▶ _Goal of the exercise_
Pick every line with "APND" from the material below.
## Begin
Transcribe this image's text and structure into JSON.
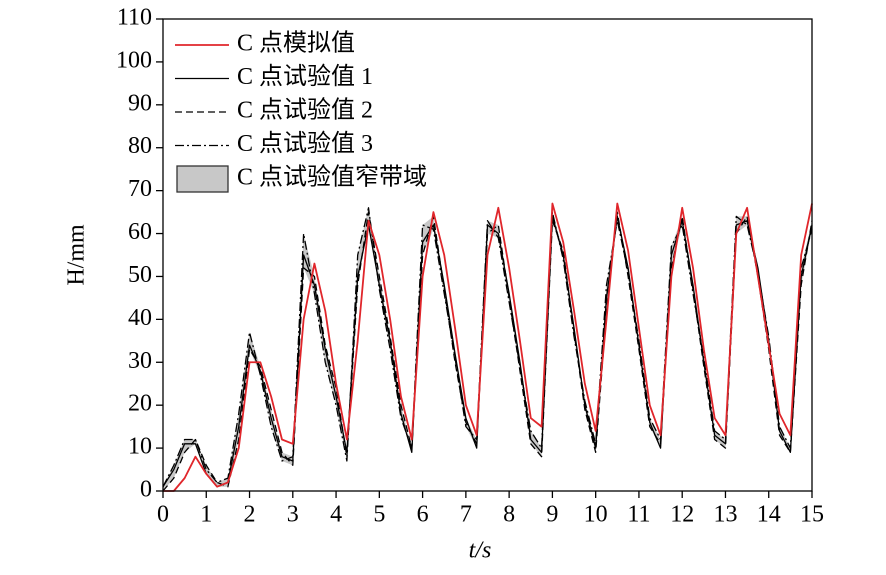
{
  "chart_data": {
    "type": "line",
    "xlabel": "t/s",
    "ylabel": "H/mm",
    "xlim": [
      0,
      15
    ],
    "ylim": [
      0,
      110
    ],
    "xticks": [
      0,
      1,
      2,
      3,
      4,
      5,
      6,
      7,
      8,
      9,
      10,
      11,
      12,
      13,
      14,
      15
    ],
    "yticks": [
      0,
      10,
      20,
      30,
      40,
      50,
      60,
      70,
      80,
      90,
      100,
      110
    ],
    "legend": "upper left",
    "x": [
      0,
      0.25,
      0.5,
      0.75,
      1,
      1.25,
      1.5,
      1.75,
      2,
      2.25,
      2.5,
      2.75,
      3,
      3.25,
      3.5,
      3.75,
      4,
      4.25,
      4.5,
      4.75,
      5,
      5.25,
      5.5,
      5.75,
      6,
      6.25,
      6.5,
      6.75,
      7,
      7.25,
      7.5,
      7.75,
      8,
      8.25,
      8.5,
      8.75,
      9,
      9.25,
      9.5,
      9.75,
      10,
      10.25,
      10.5,
      10.75,
      11,
      11.25,
      11.5,
      11.75,
      12,
      12.25,
      12.5,
      12.75,
      13,
      13.25,
      13.5,
      13.75,
      14,
      14.25,
      14.5,
      14.75,
      15
    ],
    "series": [
      {
        "name": "C 点模拟值",
        "color": "#e0262b",
        "dash": "solid",
        "values": [
          0,
          0,
          3,
          8,
          4,
          1,
          2,
          10,
          30,
          30,
          22,
          12,
          11,
          40,
          53,
          42,
          25,
          12,
          35,
          63,
          55,
          40,
          22,
          12,
          50,
          65,
          55,
          38,
          20,
          13,
          55,
          66,
          52,
          35,
          17,
          15,
          67,
          58,
          42,
          25,
          14,
          40,
          67,
          56,
          38,
          20,
          13,
          50,
          66,
          52,
          33,
          17,
          13,
          60,
          66,
          50,
          34,
          18,
          13,
          55,
          67
        ]
      },
      {
        "name": "C 点试验值 1",
        "color": "#000000",
        "dash": "solid",
        "values": [
          1,
          5,
          11,
          11,
          4,
          1,
          2,
          15,
          34,
          28,
          17,
          8,
          7,
          55,
          48,
          33,
          22,
          9,
          50,
          62,
          48,
          35,
          18,
          9,
          58,
          62,
          48,
          32,
          17,
          10,
          62,
          60,
          46,
          30,
          12,
          9,
          64,
          55,
          38,
          20,
          10,
          45,
          64,
          52,
          34,
          16,
          10,
          55,
          63,
          48,
          30,
          13,
          11,
          62,
          63,
          52,
          35,
          14,
          9,
          50,
          62
        ]
      },
      {
        "name": "C 点试验值 2",
        "color": "#000000",
        "dash": "dashed",
        "values": [
          0,
          3,
          9,
          12,
          6,
          2,
          1,
          12,
          33,
          29,
          19,
          9,
          6,
          52,
          50,
          34,
          24,
          8,
          48,
          65,
          50,
          36,
          20,
          10,
          55,
          64,
          47,
          30,
          16,
          11,
          60,
          62,
          45,
          28,
          11,
          8,
          63,
          56,
          37,
          19,
          9,
          42,
          65,
          50,
          33,
          15,
          11,
          52,
          64,
          47,
          29,
          12,
          10,
          60,
          64,
          50,
          33,
          13,
          9,
          48,
          63
        ]
      },
      {
        "name": "C 点试验值 3",
        "color": "#000000",
        "dash": "dashdot",
        "values": [
          1,
          6,
          12,
          12,
          5,
          2,
          3,
          18,
          37,
          27,
          15,
          7,
          8,
          60,
          46,
          30,
          20,
          7,
          55,
          66,
          47,
          33,
          17,
          10,
          62,
          61,
          46,
          31,
          15,
          12,
          63,
          59,
          44,
          29,
          14,
          10,
          65,
          54,
          36,
          21,
          11,
          48,
          63,
          51,
          35,
          17,
          12,
          57,
          62,
          46,
          31,
          14,
          12,
          64,
          62,
          51,
          36,
          15,
          10,
          52,
          61
        ]
      },
      {
        "name": "C 点试验值窄带域",
        "color": "#c8c8c8",
        "lower": [
          0,
          3,
          9,
          11,
          4,
          1,
          1,
          12,
          33,
          27,
          15,
          7,
          6,
          52,
          46,
          30,
          20,
          7,
          48,
          62,
          47,
          33,
          17,
          9,
          55,
          61,
          46,
          30,
          15,
          10,
          60,
          59,
          44,
          28,
          11,
          8,
          63,
          54,
          36,
          19,
          9,
          42,
          63,
          50,
          33,
          15,
          10,
          52,
          62,
          46,
          29,
          12,
          10,
          60,
          62,
          50,
          33,
          13,
          9,
          48,
          61
        ],
        "upper": [
          1,
          6,
          12,
          12,
          6,
          2,
          3,
          18,
          37,
          29,
          19,
          9,
          8,
          60,
          50,
          34,
          24,
          9,
          55,
          66,
          50,
          36,
          20,
          10,
          62,
          64,
          48,
          32,
          17,
          12,
          63,
          62,
          46,
          30,
          14,
          10,
          65,
          56,
          38,
          21,
          11,
          48,
          65,
          52,
          35,
          17,
          12,
          57,
          64,
          48,
          31,
          14,
          12,
          64,
          64,
          52,
          36,
          15,
          10,
          52,
          63
        ]
      }
    ]
  }
}
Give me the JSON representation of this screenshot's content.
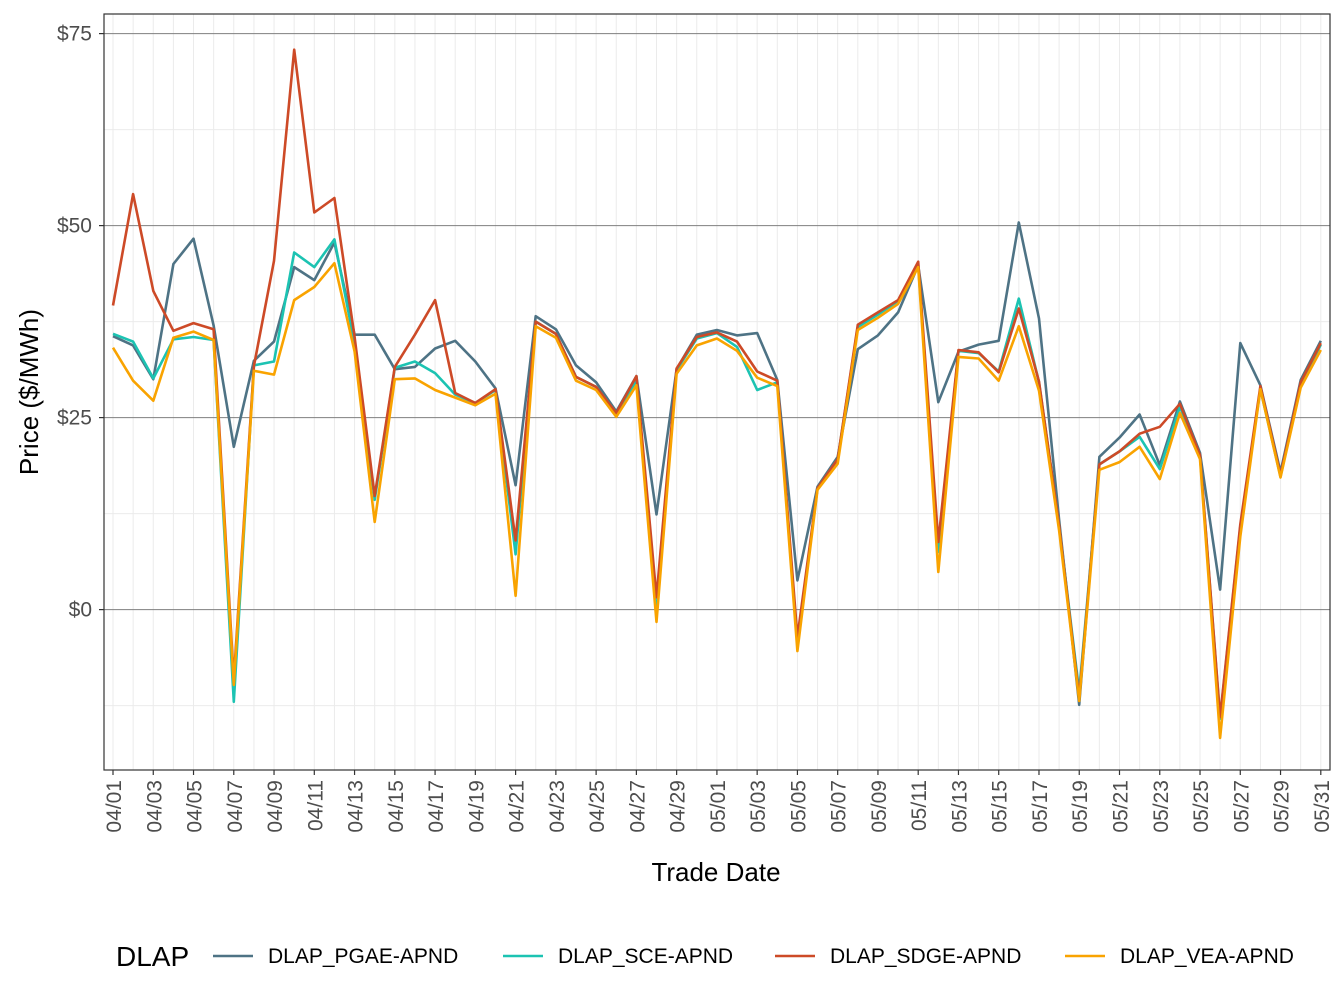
{
  "chart_data": {
    "type": "line",
    "xlabel": "Trade Date",
    "ylabel": "Price ($/MWh)",
    "ylim": [
      -16,
      77
    ],
    "y_ticks": [
      0,
      25,
      50,
      75
    ],
    "y_tick_labels": [
      "$0",
      "$25",
      "$50",
      "$75"
    ],
    "x": [
      "04/01",
      "04/02",
      "04/03",
      "04/04",
      "04/05",
      "04/06",
      "04/07",
      "04/08",
      "04/09",
      "04/10",
      "04/11",
      "04/12",
      "04/13",
      "04/14",
      "04/15",
      "04/16",
      "04/17",
      "04/18",
      "04/19",
      "04/20",
      "04/21",
      "04/22",
      "04/23",
      "04/24",
      "04/25",
      "04/26",
      "04/27",
      "04/28",
      "04/29",
      "04/30",
      "05/01",
      "05/02",
      "05/03",
      "05/04",
      "05/05",
      "05/06",
      "05/07",
      "05/08",
      "05/09",
      "05/10",
      "05/11",
      "05/12",
      "05/13",
      "05/14",
      "05/15",
      "05/16",
      "05/17",
      "05/18",
      "05/19",
      "05/20",
      "05/21",
      "05/22",
      "05/23",
      "05/24",
      "05/25",
      "05/26",
      "05/27",
      "05/28",
      "05/29",
      "05/30",
      "05/31"
    ],
    "x_tick_labels": [
      "04/01",
      "04/03",
      "04/05",
      "04/07",
      "04/09",
      "04/11",
      "04/13",
      "04/15",
      "04/17",
      "04/19",
      "04/21",
      "04/23",
      "04/25",
      "04/27",
      "04/29",
      "05/01",
      "05/03",
      "05/05",
      "05/07",
      "05/09",
      "05/11",
      "05/13",
      "05/15",
      "05/17",
      "05/19",
      "05/21",
      "05/23",
      "05/25",
      "05/27",
      "05/29",
      "05/31"
    ],
    "grid": true,
    "legend": {
      "title": "DLAP",
      "position": "bottom"
    },
    "series": [
      {
        "name": "DLAP_PGAE-APND",
        "color": "#4e7385",
        "values": [
          35.6,
          34.4,
          30.0,
          45.0,
          48.3,
          37.0,
          21.2,
          32.4,
          34.9,
          44.6,
          42.9,
          47.8,
          35.8,
          35.8,
          31.3,
          31.6,
          34.0,
          35.0,
          32.3,
          28.8,
          16.2,
          38.2,
          36.5,
          31.8,
          29.6,
          25.8,
          30.4,
          12.4,
          31.3,
          35.8,
          36.4,
          35.7,
          36.0,
          29.9,
          3.8,
          16.0,
          19.9,
          33.9,
          35.7,
          38.7,
          44.8,
          27.0,
          33.6,
          34.5,
          35.0,
          50.4,
          37.9,
          11.7,
          -12.4,
          19.9,
          22.4,
          25.4,
          18.8,
          27.1,
          20.4,
          2.6,
          34.7,
          29.2,
          17.9,
          29.9,
          35.0
        ]
      },
      {
        "name": "DLAP_SCE-APND",
        "color": "#1cc3b2",
        "values": [
          35.9,
          34.9,
          30.1,
          35.2,
          35.5,
          35.1,
          -12.0,
          31.8,
          32.3,
          46.5,
          44.6,
          48.2,
          34.6,
          14.3,
          31.5,
          32.3,
          30.8,
          28.0,
          26.9,
          28.6,
          7.2,
          37.5,
          35.9,
          30.3,
          29.0,
          25.6,
          29.8,
          -0.8,
          31.2,
          35.3,
          36.0,
          34.2,
          28.6,
          29.6,
          -4.4,
          15.8,
          19.6,
          36.8,
          38.4,
          40.2,
          44.8,
          7.5,
          33.7,
          33.4,
          31.0,
          40.5,
          29.6,
          11.0,
          -10.7,
          18.9,
          20.6,
          22.5,
          18.3,
          26.4,
          20.0,
          -14.2,
          10.8,
          28.7,
          17.3,
          29.4,
          34.5
        ]
      },
      {
        "name": "DLAP_SDGE-APND",
        "color": "#cd4a27",
        "values": [
          39.6,
          54.1,
          41.5,
          36.3,
          37.3,
          36.5,
          -9.1,
          31.7,
          45.4,
          72.9,
          51.7,
          53.6,
          35.5,
          14.8,
          31.6,
          35.8,
          40.3,
          28.2,
          26.9,
          28.7,
          9.0,
          37.5,
          35.9,
          30.3,
          29.0,
          25.6,
          30.4,
          1.6,
          31.4,
          35.5,
          36.1,
          34.9,
          31.0,
          29.8,
          -3.6,
          15.8,
          19.6,
          37.1,
          38.7,
          40.3,
          45.3,
          8.8,
          33.8,
          33.5,
          30.9,
          39.2,
          29.7,
          11.0,
          -11.4,
          18.9,
          20.6,
          22.9,
          23.8,
          26.8,
          20.1,
          -14.0,
          11.1,
          29.1,
          17.5,
          29.6,
          34.7
        ]
      },
      {
        "name": "DLAP_VEA-APND",
        "color": "#f9a300",
        "values": [
          34.1,
          29.8,
          27.2,
          35.4,
          36.2,
          35.1,
          -9.8,
          31.1,
          30.6,
          40.3,
          42.0,
          45.1,
          33.6,
          11.4,
          30.0,
          30.1,
          28.6,
          27.6,
          26.6,
          28.1,
          1.8,
          36.9,
          35.4,
          29.8,
          28.6,
          25.1,
          29.2,
          -1.6,
          30.7,
          34.4,
          35.3,
          33.7,
          30.2,
          29.1,
          -5.4,
          15.6,
          19.0,
          36.4,
          38.0,
          39.8,
          44.6,
          4.9,
          32.9,
          32.7,
          29.8,
          36.9,
          28.5,
          10.3,
          -11.9,
          18.2,
          19.2,
          21.2,
          17.0,
          25.6,
          19.6,
          -16.7,
          9.5,
          28.7,
          17.2,
          28.9,
          33.8
        ]
      }
    ]
  }
}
## End
▶ _Task solution_
        "name": "DLAP_PGAE-APND",
        "name": "DLAP_SCE-APND",
        "name": "DLAP_SDGE-APND",
        "name": "DLAP_VEA-APND",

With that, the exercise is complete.